───── Excerpt

Examples: DID documents for DID:btcr 0.1.

User Story: Mark is running for political office. He's a well-known businessman but he has no political experience. He'd do a lot better if he could obtain an endorsement from a polished politician!

Cliff Clipse is a politician without strong business experience. So he in turn could use an endorsement from a businessman, and he knows that Mark would happily offer him an exchange. The problem is that Cliff hates everything that Mark stands for. Fortunately, he has a plan to get an endorsement while cheating Mark out of his!

Cliff sets up a DID using a method that encodes its DID doc on a web server. He then extends Moxie's trick of creating a Poop-Emoji NFT to the DID world: his DID document looks different when viewed from Mark's IP addresses (those registered to his political campaign and seen in his email) and when seen by the rest of the world! Cliff signs the endorsement for Mark with the key shown to Mark, but not to the rest of the world.

Mark is able to see Cliff's endorsement, so he stands by his own endorsement to Cliff. The rest of the world sees a different public key in the DID document, and so they don't think that Cliff endorsed Mark, and so Mark receives no advantage from it.

(Cliff ultimately wins his political race; Mark does not.)

Risks:

  1. Mutable Information. Any DID method that doesn't in some way timestamp or otherwise record its DID doc is vulnerable to unauditable changes to the document over time.
  2. Simultaneously Mutable Information. DID methods that store their DID docs on web sites are vulnerable to further attacks such as the ability to show different pages to different people based on location, individual identification, software, or other factors. This can cause considerable compliance issues by destroying attributability among multiple parties.
  3. Centralization. In a situation where everyone is served a different DID doc, no one can cross-verify information. This creates a de facto centralized authority. It could even be done openly, making everyone beholden to that single source.
  4. Fake Identities. DID docs that are simultaneously mutable can also allow the creation of fake identities, where a fake identity is presented to the world, but hidden from someone who would recognize that it is fake.

Mitigations:

  1. Hash DID Doc. DID Documents can be hashed and that hash can then be stored in an immutable ledger, such as a blockchain. This allows anyone to verify the current state of a DID doc, and also provides timestamping of when it was last changed.

3. Read/Update: Don't Talk about Fight Club (unless you want to compare DIDs)

──────────
───── Dataset excerpt

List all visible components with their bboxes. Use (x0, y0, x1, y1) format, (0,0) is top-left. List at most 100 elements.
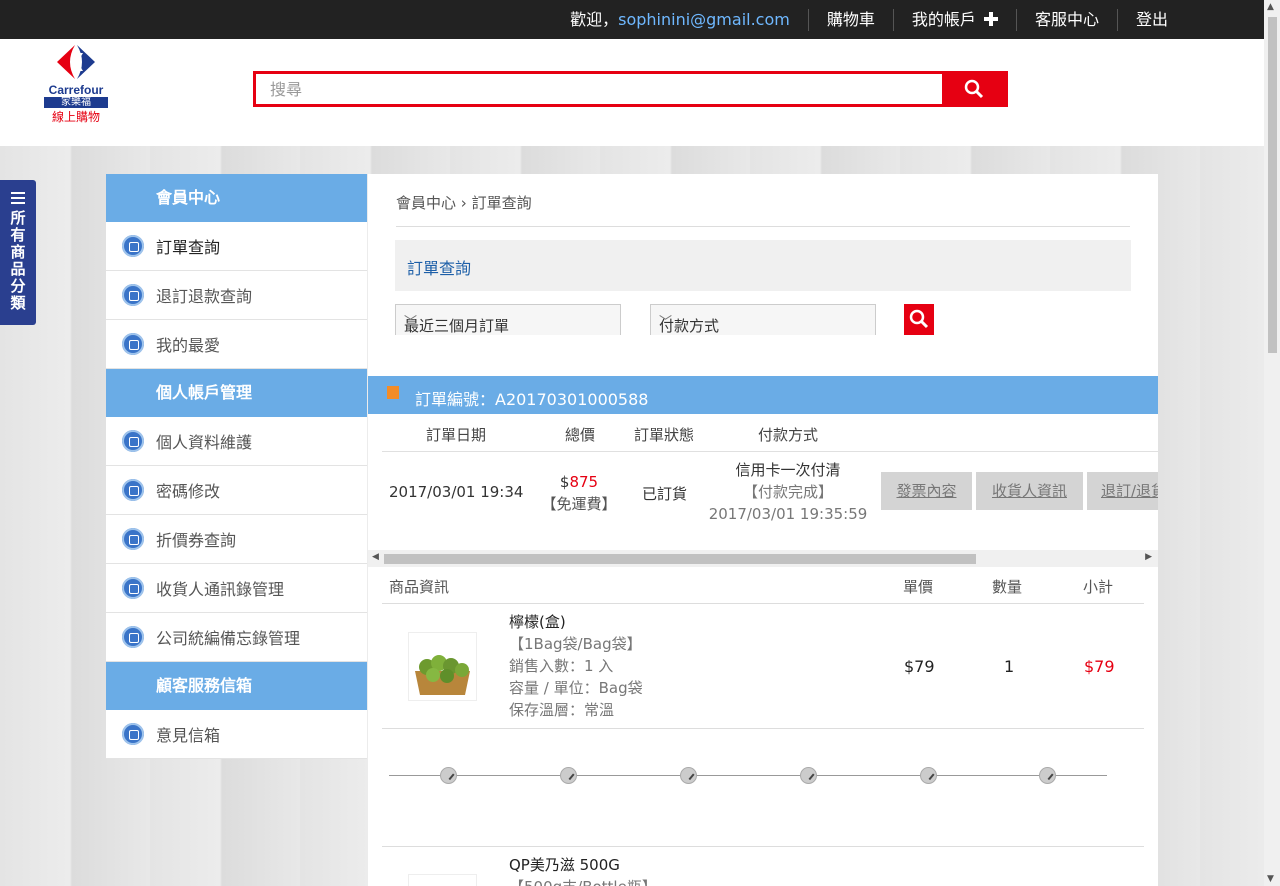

──────────

- Set task 1: Condense the paragraph of the DID excerpt beginning "Cliff sets up a DID" into a shorter version that keeps its main facts.
- Set task 2: Please write out everything in the DID excerpt from "Cliff Clipse is" down to "out of his!".
The listing after the DID excerpt is separate material.

- Worked solution 1: Cliff sets up a DID with a method that keeps its DID doc on a web server. He applies Moxie's Poop-Emoji NFT trick to DIDs: the document looks one way from Mark's IP addresses (those registered to his campaign and seen in his email) and another way to everyone else. Cliff signs Mark's endorsement with a key that only Mark is shown.

- Worked solution 2:
Cliff Clipse is a politician without strong business experience. So he in turn could use an endorsement from a businessman, and he knows that Mark would happily offer him an exchange. The problem is that Cliff hates everything that Mark stands for. Fortunately, he has a plan to get an endorsement while cheating Mark out of his!